Copy every line in the records below that contains the word "Weight".
-- start WORKING DATA --
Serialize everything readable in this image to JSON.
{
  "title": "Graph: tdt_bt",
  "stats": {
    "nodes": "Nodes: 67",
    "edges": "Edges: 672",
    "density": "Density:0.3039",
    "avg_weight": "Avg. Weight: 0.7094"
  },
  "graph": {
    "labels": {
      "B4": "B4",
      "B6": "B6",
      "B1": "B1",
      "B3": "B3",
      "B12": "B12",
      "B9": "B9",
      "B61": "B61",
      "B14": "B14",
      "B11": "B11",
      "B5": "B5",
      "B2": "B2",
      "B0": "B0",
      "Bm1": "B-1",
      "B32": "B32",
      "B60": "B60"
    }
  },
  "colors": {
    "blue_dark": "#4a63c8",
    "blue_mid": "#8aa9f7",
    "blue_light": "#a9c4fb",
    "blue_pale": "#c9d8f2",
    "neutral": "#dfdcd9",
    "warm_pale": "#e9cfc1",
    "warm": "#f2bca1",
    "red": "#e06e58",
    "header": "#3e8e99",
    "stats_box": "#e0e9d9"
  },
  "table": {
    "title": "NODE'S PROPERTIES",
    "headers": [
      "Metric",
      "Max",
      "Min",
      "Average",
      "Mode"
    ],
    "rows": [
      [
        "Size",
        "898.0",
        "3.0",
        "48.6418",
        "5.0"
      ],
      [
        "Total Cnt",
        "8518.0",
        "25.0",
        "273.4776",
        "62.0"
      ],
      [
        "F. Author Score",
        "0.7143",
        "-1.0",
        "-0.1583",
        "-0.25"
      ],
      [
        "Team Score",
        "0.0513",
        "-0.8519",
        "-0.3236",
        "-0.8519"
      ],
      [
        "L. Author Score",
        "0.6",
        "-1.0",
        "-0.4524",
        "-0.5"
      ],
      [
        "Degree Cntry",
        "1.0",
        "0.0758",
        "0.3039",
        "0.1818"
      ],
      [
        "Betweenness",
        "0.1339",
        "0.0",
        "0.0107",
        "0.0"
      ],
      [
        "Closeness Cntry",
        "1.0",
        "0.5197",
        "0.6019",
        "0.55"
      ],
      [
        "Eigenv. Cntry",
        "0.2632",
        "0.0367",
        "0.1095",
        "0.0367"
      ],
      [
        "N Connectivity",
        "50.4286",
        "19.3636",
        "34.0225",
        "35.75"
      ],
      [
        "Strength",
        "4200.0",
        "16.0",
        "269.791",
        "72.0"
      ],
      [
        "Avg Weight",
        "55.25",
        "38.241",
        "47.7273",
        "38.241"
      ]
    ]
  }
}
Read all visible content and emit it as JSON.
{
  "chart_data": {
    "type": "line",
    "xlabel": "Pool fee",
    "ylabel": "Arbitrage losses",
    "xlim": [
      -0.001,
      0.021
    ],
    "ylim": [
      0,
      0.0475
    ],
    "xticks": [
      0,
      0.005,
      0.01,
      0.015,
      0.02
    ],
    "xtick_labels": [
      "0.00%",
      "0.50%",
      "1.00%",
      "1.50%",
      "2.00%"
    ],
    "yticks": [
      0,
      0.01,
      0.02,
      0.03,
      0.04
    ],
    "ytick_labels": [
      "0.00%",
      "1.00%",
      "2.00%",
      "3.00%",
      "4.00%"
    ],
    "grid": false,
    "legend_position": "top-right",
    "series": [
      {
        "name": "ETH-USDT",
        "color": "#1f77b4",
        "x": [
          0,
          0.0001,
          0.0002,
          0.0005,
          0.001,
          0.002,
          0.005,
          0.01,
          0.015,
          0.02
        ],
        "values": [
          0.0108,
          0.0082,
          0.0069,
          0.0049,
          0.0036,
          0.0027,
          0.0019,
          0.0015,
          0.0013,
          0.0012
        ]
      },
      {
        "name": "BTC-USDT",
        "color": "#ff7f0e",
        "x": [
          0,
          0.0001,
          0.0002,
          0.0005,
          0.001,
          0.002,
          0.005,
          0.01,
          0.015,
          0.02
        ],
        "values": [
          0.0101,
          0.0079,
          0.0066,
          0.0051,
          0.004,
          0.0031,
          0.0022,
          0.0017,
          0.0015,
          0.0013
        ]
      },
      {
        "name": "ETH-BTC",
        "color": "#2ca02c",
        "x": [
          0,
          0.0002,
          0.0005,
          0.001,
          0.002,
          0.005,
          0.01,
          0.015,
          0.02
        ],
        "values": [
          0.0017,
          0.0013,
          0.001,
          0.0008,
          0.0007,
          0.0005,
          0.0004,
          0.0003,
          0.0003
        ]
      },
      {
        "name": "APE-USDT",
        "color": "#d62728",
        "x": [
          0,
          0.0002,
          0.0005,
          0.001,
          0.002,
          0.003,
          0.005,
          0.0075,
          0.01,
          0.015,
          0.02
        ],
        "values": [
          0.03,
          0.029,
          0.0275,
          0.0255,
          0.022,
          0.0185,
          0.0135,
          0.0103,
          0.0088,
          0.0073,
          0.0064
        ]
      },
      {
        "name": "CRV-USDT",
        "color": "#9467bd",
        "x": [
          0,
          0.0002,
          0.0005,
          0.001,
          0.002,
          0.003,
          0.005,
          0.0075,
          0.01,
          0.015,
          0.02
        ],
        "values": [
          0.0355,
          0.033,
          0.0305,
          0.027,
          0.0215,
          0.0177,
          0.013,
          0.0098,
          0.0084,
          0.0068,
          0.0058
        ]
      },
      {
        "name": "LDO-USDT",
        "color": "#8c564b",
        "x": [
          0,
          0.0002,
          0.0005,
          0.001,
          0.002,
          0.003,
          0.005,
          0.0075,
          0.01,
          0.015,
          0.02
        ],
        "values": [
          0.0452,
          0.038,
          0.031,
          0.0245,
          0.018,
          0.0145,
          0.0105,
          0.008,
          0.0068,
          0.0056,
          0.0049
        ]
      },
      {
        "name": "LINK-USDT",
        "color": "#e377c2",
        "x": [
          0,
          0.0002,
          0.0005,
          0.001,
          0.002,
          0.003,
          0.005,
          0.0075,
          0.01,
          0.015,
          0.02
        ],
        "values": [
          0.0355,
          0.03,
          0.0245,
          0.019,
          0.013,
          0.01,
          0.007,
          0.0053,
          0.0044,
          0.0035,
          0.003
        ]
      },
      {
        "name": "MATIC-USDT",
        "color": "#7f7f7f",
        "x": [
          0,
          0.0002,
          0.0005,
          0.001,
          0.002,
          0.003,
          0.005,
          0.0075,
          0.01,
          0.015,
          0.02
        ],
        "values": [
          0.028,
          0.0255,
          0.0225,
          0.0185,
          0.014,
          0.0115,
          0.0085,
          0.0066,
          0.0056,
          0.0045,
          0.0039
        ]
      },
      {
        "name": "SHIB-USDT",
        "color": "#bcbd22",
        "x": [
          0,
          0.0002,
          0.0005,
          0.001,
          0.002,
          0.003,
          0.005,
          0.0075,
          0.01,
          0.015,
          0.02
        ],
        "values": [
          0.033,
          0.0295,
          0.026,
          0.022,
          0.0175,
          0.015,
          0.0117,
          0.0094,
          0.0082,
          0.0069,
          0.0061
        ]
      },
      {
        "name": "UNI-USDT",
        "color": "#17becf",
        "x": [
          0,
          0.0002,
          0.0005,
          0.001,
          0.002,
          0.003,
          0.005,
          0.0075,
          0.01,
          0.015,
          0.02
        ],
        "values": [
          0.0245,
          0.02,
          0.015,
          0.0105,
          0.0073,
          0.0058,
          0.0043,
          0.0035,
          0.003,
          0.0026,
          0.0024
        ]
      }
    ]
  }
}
-- end WORKING DATA --
• FINISHED TASK:
    "avg_weight": "Avg. Weight: 0.7094"
        "Avg Weight",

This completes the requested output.